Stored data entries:
----
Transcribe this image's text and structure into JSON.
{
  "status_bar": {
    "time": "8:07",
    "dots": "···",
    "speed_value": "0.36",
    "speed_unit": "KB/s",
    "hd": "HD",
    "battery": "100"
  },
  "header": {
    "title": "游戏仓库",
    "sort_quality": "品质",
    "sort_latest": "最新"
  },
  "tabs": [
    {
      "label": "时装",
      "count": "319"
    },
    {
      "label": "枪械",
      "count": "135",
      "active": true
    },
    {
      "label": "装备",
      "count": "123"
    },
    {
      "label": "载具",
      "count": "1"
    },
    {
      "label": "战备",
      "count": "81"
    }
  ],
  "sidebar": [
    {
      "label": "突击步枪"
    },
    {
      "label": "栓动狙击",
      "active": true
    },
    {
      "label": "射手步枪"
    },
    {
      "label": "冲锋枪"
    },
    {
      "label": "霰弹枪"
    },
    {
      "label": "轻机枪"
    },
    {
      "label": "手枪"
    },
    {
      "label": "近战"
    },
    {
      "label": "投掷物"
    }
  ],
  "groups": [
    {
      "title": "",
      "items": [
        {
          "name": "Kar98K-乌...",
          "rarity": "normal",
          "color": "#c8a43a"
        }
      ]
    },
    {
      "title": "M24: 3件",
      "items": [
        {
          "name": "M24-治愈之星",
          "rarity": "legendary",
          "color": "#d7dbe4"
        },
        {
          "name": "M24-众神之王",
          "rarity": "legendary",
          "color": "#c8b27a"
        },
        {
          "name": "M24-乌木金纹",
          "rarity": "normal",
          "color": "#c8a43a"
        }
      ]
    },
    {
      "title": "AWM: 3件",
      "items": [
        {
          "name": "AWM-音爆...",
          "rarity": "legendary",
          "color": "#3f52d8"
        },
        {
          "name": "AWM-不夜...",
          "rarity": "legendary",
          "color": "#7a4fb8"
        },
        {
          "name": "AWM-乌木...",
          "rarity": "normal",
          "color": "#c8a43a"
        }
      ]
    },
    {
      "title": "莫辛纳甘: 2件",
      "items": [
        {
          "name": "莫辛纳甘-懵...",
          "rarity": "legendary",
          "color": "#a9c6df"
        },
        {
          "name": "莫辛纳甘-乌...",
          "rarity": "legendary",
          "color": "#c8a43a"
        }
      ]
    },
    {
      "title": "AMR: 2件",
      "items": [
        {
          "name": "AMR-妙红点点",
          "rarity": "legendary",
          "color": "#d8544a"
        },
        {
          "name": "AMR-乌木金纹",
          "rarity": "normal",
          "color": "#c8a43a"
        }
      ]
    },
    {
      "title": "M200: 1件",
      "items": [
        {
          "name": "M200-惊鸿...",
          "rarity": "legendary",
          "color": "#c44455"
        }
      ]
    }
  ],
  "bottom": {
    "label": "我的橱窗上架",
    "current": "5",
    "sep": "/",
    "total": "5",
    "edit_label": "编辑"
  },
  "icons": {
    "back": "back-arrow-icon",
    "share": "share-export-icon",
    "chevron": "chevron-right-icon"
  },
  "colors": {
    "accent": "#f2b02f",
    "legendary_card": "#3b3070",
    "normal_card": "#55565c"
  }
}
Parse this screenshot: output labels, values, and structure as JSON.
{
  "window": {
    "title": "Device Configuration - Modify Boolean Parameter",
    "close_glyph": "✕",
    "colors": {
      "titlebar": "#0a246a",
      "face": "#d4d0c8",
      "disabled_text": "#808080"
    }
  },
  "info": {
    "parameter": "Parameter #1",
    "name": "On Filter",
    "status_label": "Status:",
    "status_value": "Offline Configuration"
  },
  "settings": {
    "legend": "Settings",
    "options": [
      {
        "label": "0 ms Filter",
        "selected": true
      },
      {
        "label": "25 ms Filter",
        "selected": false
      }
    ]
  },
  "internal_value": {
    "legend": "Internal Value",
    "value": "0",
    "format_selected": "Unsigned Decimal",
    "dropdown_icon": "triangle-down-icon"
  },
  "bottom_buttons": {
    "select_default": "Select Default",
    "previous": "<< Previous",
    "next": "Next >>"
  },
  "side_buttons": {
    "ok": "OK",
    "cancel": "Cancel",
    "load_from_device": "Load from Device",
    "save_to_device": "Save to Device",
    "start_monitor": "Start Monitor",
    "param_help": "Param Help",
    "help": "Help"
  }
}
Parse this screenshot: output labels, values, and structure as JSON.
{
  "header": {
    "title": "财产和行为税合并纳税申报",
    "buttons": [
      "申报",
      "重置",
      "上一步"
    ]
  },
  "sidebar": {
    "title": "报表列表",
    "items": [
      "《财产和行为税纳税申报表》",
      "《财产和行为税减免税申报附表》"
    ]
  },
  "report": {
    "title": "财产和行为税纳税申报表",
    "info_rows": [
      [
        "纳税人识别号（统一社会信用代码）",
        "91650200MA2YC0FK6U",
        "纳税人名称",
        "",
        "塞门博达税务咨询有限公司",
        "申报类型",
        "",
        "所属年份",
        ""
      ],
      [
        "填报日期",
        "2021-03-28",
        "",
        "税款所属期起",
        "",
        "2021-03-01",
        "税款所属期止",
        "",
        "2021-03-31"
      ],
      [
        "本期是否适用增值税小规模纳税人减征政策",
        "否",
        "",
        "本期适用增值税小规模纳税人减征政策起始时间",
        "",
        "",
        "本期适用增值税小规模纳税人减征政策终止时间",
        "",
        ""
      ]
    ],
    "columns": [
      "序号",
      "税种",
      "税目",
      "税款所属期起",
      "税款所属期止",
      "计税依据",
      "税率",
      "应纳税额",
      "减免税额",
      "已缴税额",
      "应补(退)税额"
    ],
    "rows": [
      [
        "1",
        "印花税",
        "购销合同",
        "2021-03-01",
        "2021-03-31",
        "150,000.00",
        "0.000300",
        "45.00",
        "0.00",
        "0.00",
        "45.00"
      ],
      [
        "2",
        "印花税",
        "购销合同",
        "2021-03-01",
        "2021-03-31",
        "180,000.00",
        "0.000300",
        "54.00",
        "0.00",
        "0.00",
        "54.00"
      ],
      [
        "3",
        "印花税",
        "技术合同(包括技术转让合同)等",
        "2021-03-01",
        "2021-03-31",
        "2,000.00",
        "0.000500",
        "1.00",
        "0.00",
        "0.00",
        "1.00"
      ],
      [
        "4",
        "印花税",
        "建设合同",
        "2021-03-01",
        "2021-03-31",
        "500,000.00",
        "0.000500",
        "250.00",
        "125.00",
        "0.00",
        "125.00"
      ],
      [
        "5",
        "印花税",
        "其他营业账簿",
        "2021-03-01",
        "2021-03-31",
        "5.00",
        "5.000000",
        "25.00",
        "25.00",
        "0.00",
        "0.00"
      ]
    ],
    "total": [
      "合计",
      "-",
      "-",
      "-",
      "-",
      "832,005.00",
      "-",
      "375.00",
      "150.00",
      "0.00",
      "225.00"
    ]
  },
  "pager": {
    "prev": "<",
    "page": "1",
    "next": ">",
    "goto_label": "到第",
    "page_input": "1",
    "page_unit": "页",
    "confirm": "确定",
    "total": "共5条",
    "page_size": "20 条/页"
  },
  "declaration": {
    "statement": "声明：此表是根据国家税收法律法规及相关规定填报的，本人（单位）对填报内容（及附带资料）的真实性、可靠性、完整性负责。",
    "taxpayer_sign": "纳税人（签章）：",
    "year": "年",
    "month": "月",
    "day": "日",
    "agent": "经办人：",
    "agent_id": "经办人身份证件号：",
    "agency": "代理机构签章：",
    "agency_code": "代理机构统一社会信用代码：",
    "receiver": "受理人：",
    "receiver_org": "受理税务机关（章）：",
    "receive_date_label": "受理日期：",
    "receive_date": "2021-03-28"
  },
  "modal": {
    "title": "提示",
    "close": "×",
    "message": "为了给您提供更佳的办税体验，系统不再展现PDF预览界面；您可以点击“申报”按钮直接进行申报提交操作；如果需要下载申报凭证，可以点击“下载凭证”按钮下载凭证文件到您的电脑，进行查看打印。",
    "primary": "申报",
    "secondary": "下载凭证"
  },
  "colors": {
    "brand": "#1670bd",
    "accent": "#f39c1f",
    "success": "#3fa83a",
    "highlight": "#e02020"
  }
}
----
- **WHAT YOU SHOULD DO**: Above are the records; copy every line in them that holds the word "Device".

- **ANSWER TO THE PROBLEM**:
    "title": "Device Configuration - Modify Boolean Parameter",
    "load_from_device": "Load from Device",
    "save_to_device": "Save to Device",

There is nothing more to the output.